• **AIM**:
Here are some entries; quote each one exactly.

• **DATA FOR THIS EXERCISE**:
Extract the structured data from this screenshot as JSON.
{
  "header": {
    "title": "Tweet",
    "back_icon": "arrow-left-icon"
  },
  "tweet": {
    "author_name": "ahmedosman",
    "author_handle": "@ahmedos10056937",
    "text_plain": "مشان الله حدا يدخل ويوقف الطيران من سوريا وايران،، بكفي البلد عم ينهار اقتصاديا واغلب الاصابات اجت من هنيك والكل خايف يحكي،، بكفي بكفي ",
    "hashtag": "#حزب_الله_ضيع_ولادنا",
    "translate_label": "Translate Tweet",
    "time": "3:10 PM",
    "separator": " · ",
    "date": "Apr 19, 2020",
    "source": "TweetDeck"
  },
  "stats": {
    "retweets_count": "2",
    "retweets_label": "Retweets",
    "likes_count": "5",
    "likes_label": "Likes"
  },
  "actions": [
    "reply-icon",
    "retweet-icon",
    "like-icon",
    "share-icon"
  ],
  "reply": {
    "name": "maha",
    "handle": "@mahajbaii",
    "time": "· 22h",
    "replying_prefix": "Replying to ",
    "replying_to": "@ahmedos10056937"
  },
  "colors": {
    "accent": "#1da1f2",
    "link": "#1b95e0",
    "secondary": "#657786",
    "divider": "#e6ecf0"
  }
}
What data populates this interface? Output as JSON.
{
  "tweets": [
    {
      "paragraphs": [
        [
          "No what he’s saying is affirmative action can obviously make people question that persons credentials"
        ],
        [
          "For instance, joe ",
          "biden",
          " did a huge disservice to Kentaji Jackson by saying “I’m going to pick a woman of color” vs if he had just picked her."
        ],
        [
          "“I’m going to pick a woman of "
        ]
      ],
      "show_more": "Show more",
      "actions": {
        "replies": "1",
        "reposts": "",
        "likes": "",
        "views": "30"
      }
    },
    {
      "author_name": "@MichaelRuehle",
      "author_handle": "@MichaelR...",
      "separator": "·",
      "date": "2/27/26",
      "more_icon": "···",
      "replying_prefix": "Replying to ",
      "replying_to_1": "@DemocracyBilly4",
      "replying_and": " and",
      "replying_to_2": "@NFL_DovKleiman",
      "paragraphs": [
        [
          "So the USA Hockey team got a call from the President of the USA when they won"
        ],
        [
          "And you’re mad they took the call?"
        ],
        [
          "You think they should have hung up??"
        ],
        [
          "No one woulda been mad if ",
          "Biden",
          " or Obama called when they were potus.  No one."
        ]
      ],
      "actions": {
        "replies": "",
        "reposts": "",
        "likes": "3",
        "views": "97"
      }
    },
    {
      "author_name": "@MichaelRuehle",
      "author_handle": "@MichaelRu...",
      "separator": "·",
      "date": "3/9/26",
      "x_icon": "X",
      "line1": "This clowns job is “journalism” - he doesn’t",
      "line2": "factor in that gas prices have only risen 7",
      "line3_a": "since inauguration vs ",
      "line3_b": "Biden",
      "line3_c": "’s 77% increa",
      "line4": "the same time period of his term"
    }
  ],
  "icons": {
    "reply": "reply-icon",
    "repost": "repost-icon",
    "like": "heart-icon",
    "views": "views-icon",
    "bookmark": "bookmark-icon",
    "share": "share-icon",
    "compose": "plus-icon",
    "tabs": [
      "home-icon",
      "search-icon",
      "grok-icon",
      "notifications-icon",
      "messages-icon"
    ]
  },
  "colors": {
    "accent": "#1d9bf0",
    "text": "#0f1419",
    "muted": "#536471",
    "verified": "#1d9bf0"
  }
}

• **FULL SOLUTION**:
Extract the structured data from this screenshot as JSON.
{
  "header": {
    "title": "Tweet",
    "back_icon": "arrow-left-icon"
  },
  "tweet": {
    "author_name": "ahmedosman",
    "author_handle": "@ahmedos10056937",
    "text_plain": "مشان الله حدا يدخل ويوقف الطيران من سوريا وايران،، بكفي البلد عم ينهار اقتصاديا واغلب الاصابات اجت من هنيك والكل خايف يحكي،، بكفي بكفي ",
    "hashtag": "#حزب_الله_ضيع_ولادنا",
    "translate_label": "Translate Tweet",
    "time": "3:10 PM",
    "separator": " · ",
    "date": "Apr 19, 2020",
    "source": "TweetDeck"
  },
  "stats": {
    "retweets_count": "2",
    "retweets_label": "Retweets",
    "likes_count": "5",
    "likes_label": "Likes"
  },
  "actions": [
    "reply-icon",
    "retweet-icon",
    "like-icon",
    "share-icon"
  ],
  "reply": {
    "name": "maha",
    "handle": "@mahajbaii",
    "time": "· 22h",
    "replying_prefix": "Replying to ",
    "replying_to": "@ahmedos10056937"
  },
  "colors": {
    "accent": "#1da1f2",
    "link": "#1b95e0",
    "secondary": "#657786",
    "divider": "#e6ecf0"
  }
}
What data populates this interface? Output as JSON.
{
  "tweets": [
    {
      "paragraphs": [
        [
          "No what he’s saying is affirmative action can obviously make people question that persons credentials"
        ],
        [
          "For instance, joe ",
          "biden",
          " did a huge disservice to Kentaji Jackson by saying “I’m going to pick a woman of color” vs if he had just picked her."
        ],
        [
          "“I’m going to pick a woman of "
        ]
      ],
      "show_more": "Show more",
      "actions": {
        "replies": "1",
        "reposts": "",
        "likes": "",
        "views": "30"
      }
    },
    {
      "author_name": "@MichaelRuehle",
      "author_handle": "@MichaelR...",
      "separator": "·",
      "date": "2/27/26",
      "more_icon": "···",
      "replying_prefix": "Replying to ",
      "replying_to_1": "@DemocracyBilly4",
      "replying_and": " and",
      "replying_to_2": "@NFL_DovKleiman",
      "paragraphs": [
        [
          "So the USA Hockey team got a call from the President of the USA when they won"
        ],
        [
          "And you’re mad they took the call?"
        ],
        [
          "You think they should have hung up??"
        ],
        [
          "No one woulda been mad if ",
          "Biden",
          " or Obama called when they were potus.  No one."
        ]
      ],
      "actions": {
        "replies": "",
        "reposts": "",
        "likes": "3",
        "views": "97"
      }
    },
    {
      "author_name": "@MichaelRuehle",
      "author_handle": "@MichaelRu...",
      "separator": "·",
      "date": "3/9/26",
      "x_icon": "X",
      "line1": "This clowns job is “journalism” - he doesn’t",
      "line2": "factor in that gas prices have only risen 7",
      "line3_a": "since inauguration vs ",
      "line3_b": "Biden",
      "line3_c": "’s 77% increa",
      "line4": "the same time period of his term"
    }
  ],
  "icons": {
    "reply": "reply-icon",
    "repost": "repost-icon",
    "like": "heart-icon",
    "views": "views-icon",
    "bookmark": "bookmark-icon",
    "share": "share-icon",
    "compose": "plus-icon",
    "tabs": [
      "home-icon",
      "search-icon",
      "grok-icon",
      "notifications-icon",
      "messages-icon"
    ]
  },
  "colors": {
    "accent": "#1d9bf0",
    "text": "#0f1419",
    "muted": "#536471",
    "verified": "#1d9bf0"
  }
}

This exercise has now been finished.